** GIVEN RECORDS **
----

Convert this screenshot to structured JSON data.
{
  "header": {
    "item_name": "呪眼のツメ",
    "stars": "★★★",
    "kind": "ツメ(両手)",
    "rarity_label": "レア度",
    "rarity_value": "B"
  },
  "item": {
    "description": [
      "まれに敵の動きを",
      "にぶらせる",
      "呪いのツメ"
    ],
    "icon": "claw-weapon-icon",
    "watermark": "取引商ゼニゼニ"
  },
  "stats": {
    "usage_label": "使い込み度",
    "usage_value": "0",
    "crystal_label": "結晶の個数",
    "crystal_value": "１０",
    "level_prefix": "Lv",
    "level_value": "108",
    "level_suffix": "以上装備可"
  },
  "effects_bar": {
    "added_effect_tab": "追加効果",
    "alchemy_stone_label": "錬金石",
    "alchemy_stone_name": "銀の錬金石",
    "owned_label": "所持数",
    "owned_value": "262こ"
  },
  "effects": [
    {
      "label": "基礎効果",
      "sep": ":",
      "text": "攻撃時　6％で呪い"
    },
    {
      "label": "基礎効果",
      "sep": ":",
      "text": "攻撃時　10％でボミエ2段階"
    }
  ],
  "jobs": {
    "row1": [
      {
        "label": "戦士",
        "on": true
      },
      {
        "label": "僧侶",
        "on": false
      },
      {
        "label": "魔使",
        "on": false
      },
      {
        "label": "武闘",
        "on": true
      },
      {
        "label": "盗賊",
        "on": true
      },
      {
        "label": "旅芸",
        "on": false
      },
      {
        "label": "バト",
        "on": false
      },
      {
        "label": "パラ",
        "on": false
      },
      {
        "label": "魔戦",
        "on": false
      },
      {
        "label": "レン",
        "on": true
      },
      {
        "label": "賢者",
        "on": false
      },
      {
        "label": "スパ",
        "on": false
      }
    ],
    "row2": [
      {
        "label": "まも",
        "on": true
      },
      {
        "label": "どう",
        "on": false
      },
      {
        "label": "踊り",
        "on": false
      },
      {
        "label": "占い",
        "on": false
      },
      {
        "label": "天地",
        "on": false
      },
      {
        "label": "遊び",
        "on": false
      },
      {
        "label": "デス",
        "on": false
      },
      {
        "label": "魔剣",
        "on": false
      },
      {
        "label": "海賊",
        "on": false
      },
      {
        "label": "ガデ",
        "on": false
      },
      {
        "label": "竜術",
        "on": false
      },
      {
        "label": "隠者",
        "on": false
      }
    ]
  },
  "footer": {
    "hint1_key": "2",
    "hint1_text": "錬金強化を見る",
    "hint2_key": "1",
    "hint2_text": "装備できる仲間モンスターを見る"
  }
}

----

Quote the data in full, keeping each word unchanged.

Convert this screenshot to structured JSON data.
{
  "header": {
    "item_name": "呪眼のツメ",
    "stars": "★★★",
    "kind": "ツメ(両手)",
    "rarity_label": "レア度",
    "rarity_value": "B"
  },
  "item": {
    "description": [
      "まれに敵の動きを",
      "にぶらせる",
      "呪いのツメ"
    ],
    "icon": "claw-weapon-icon",
    "watermark": "取引商ゼニゼニ"
  },
  "stats": {
    "usage_label": "使い込み度",
    "usage_value": "0",
    "crystal_label": "結晶の個数",
    "crystal_value": "１０",
    "level_prefix": "Lv",
    "level_value": "108",
    "level_suffix": "以上装備可"
  },
  "effects_bar": {
    "added_effect_tab": "追加効果",
    "alchemy_stone_label": "錬金石",
    "alchemy_stone_name": "銀の錬金石",
    "owned_label": "所持数",
    "owned_value": "262こ"
  },
  "effects": [
    {
      "label": "基礎効果",
      "sep": ":",
      "text": "攻撃時　6％で呪い"
    },
    {
      "label": "基礎効果",
      "sep": ":",
      "text": "攻撃時　10％でボミエ2段階"
    }
  ],
  "jobs": {
    "row1": [
      {
        "label": "戦士",
        "on": true
      },
      {
        "label": "僧侶",
        "on": false
      },
      {
        "label": "魔使",
        "on": false
      },
      {
        "label": "武闘",
        "on": true
      },
      {
        "label": "盗賊",
        "on": true
      },
      {
        "label": "旅芸",
        "on": false
      },
      {
        "label": "バト",
        "on": false
      },
      {
        "label": "パラ",
        "on": false
      },
      {
        "label": "魔戦",
        "on": false
      },
      {
        "label": "レン",
        "on": true
      },
      {
        "label": "賢者",
        "on": false
      },
      {
        "label": "スパ",
        "on": false
      }
    ],
    "row2": [
      {
        "label": "まも",
        "on": true
      },
      {
        "label": "どう",
        "on": false
      },
      {
        "label": "踊り",
        "on": false
      },
      {
        "label": "占い",
        "on": false
      },
      {
        "label": "天地",
        "on": false
      },
      {
        "label": "遊び",
        "on": false
      },
      {
        "label": "デス",
        "on": false
      },
      {
        "label": "魔剣",
        "on": false
      },
      {
        "label": "海賊",
        "on": false
      },
      {
        "label": "ガデ",
        "on": false
      },
      {
        "label": "竜術",
        "on": false
      },
      {
        "label": "隠者",
        "on": false
      }
    ]
  },
  "footer": {
    "hint1_key": "2",
    "hint1_text": "錬金強化を見る",
    "hint2_key": "1",
    "hint2_text": "装備できる仲間モンスターを見る"
  }
}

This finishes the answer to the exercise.